— Assigned task —
Pull out every line below that holds the word "Gene".

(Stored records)

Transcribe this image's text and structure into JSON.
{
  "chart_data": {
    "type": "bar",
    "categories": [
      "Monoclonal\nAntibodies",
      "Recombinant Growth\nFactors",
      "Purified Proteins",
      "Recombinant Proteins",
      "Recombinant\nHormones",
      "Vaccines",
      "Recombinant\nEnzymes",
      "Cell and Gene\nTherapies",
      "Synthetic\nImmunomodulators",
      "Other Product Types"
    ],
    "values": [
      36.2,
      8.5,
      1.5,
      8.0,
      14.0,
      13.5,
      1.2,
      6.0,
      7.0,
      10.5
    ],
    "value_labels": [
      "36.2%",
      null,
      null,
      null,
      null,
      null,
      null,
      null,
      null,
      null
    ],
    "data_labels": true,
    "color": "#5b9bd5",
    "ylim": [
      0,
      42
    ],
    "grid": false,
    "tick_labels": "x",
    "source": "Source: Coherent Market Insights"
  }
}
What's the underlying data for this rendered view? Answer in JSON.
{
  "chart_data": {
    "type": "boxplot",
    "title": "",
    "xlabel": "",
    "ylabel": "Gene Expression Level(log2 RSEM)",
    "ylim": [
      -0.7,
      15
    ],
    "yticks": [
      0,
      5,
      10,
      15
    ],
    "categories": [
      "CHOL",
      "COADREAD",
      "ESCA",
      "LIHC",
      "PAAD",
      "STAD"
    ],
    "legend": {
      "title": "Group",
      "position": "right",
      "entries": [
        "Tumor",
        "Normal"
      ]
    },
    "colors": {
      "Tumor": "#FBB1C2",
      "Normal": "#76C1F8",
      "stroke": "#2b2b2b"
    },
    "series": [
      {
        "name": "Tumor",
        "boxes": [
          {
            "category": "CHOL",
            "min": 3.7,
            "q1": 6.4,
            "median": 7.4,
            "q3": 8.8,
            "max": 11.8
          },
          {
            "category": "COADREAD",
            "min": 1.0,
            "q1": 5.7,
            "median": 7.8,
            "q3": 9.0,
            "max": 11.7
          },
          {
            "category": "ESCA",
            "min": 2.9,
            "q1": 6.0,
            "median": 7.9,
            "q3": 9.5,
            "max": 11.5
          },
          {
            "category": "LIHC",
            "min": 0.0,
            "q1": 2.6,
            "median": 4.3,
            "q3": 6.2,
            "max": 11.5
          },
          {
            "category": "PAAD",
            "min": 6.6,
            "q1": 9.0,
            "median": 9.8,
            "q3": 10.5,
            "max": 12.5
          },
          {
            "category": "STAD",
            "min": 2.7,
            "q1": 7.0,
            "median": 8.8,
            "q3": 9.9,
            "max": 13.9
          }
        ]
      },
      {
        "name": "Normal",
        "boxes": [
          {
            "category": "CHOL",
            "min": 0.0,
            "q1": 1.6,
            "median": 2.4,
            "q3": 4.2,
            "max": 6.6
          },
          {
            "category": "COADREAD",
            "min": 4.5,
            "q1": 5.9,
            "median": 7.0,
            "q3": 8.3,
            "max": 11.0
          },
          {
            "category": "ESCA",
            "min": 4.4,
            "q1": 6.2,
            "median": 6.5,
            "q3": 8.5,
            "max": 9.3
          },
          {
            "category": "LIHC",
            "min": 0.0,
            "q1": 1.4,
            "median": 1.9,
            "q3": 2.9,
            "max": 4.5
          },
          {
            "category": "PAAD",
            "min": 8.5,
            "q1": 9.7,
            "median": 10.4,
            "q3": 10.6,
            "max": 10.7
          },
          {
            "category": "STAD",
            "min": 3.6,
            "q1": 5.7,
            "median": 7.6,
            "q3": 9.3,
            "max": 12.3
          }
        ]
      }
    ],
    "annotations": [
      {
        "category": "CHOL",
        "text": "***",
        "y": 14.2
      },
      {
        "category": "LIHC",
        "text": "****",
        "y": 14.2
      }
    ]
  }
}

==

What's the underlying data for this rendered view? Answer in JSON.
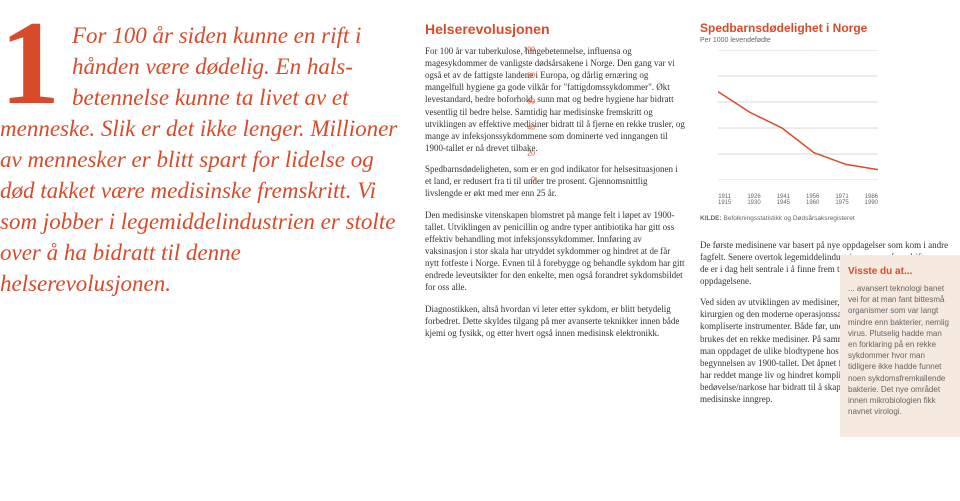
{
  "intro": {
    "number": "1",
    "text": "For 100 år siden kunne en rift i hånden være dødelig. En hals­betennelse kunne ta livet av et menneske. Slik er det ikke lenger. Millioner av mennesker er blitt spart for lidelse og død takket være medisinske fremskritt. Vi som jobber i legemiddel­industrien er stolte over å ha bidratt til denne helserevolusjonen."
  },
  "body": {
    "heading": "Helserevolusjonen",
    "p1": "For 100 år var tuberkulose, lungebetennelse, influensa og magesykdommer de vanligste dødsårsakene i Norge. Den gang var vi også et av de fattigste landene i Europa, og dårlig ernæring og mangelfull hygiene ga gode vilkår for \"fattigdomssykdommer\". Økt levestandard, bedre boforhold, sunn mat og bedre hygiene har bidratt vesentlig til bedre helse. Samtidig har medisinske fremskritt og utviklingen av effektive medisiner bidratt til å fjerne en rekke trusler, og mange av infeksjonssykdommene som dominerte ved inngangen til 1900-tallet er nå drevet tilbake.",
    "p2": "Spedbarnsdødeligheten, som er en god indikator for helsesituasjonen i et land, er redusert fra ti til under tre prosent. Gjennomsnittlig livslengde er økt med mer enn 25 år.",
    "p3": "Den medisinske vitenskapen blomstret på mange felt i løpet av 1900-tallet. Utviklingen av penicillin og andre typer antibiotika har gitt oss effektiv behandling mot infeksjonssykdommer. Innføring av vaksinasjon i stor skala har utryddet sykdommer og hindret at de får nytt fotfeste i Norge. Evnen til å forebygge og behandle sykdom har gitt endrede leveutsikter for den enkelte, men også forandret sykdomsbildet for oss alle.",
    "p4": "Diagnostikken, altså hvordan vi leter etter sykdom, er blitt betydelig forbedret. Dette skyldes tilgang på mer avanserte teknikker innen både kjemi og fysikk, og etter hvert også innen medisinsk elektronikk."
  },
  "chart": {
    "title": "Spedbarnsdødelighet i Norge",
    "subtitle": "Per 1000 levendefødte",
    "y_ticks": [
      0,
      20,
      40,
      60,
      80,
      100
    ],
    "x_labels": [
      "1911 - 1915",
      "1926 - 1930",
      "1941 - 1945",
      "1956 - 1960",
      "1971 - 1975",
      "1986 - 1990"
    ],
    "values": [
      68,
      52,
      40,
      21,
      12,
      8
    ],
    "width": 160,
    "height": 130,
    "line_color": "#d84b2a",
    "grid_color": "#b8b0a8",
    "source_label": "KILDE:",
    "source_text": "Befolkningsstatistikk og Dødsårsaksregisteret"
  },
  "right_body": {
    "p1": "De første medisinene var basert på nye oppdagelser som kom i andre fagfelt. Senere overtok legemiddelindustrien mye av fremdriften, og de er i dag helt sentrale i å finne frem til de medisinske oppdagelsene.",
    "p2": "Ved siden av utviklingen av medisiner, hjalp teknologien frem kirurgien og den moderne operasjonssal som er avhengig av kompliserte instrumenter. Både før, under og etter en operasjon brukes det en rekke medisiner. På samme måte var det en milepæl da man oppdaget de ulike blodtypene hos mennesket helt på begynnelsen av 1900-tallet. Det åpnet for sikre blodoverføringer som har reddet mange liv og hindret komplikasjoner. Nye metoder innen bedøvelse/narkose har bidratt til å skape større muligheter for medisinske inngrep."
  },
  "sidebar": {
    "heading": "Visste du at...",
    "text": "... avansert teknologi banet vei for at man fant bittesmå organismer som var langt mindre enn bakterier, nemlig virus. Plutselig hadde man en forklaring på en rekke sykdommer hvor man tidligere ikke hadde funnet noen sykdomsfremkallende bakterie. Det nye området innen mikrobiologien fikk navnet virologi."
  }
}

— Reply to the task —
      "Cell and Gene\nTherapies",
    "ylabel": "Gene Expression Level(log2 RSEM)",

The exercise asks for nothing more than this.